▶ Request: Write out the entries verbatim and leave the images out of the copy.

▶ Material for this exercise:
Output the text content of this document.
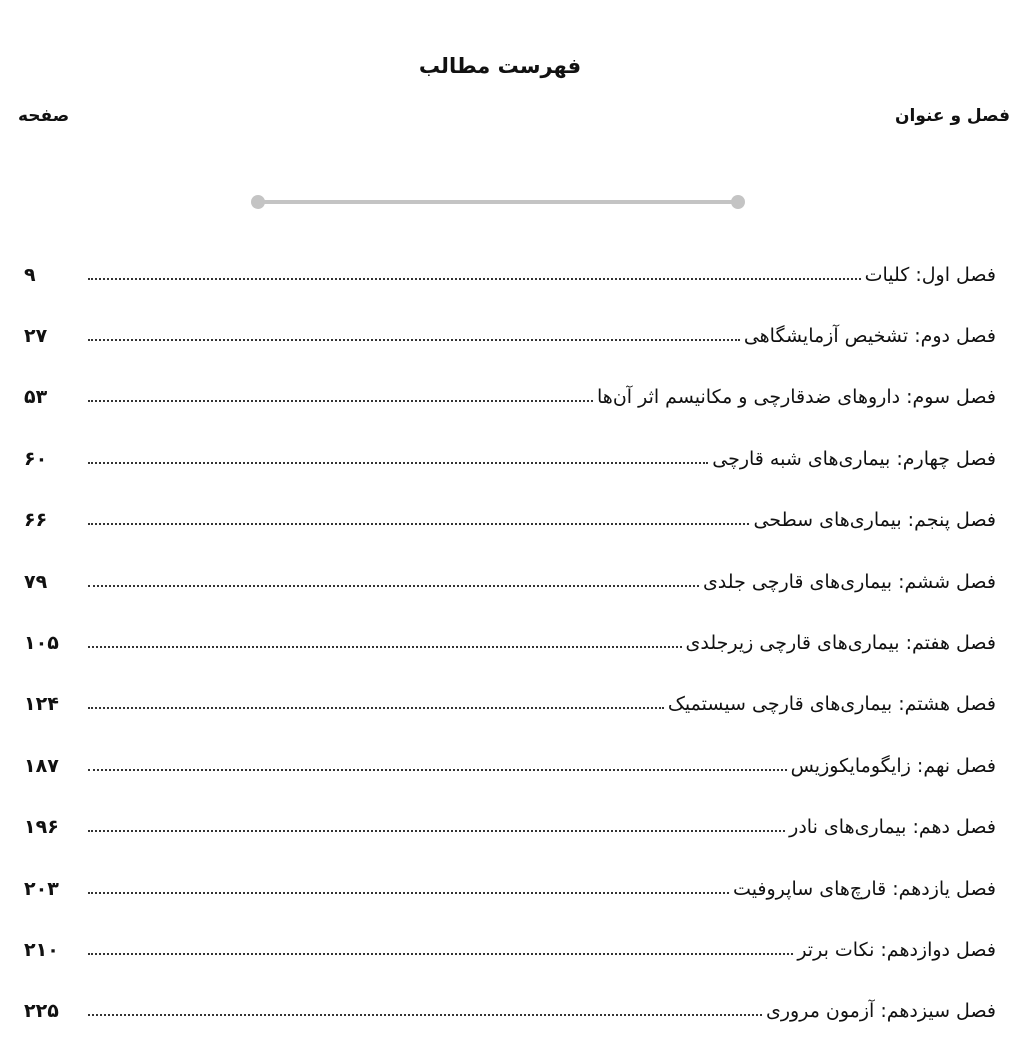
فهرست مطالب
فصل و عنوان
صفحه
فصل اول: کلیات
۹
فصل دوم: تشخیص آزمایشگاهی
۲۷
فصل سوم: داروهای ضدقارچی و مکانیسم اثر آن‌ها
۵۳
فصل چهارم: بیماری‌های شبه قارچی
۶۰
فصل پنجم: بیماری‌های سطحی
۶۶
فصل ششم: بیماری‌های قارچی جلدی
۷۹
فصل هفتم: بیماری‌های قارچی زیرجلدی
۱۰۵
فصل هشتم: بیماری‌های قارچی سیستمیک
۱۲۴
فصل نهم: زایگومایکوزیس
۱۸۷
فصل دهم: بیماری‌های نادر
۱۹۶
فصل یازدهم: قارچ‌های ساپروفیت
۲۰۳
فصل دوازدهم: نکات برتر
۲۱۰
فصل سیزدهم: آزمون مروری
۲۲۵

▶ Task output:
Output the text content of this document.
فهرست مطالب
فصل و عنوان
صفحه
فصل اول: کلیات
۹
فصل دوم: تشخیص آزمایشگاهی
۲۷
فصل سوم: داروهای ضدقارچی و مکانیسم اثر آن‌ها
۵۳
فصل چهارم: بیماری‌های شبه قارچی
۶۰
فصل پنجم: بیماری‌های سطحی
۶۶
فصل ششم: بیماری‌های قارچی جلدی
۷۹
فصل هفتم: بیماری‌های قارچی زیرجلدی
۱۰۵
فصل هشتم: بیماری‌های قارچی سیستمیک
۱۲۴
فصل نهم: زایگومایکوزیس
۱۸۷
فصل دهم: بیماری‌های نادر
۱۹۶
فصل یازدهم: قارچ‌های ساپروفیت
۲۰۳
فصل دوازدهم: نکات برتر
۲۱۰
فصل سیزدهم: آزمون مروری
۲۲۵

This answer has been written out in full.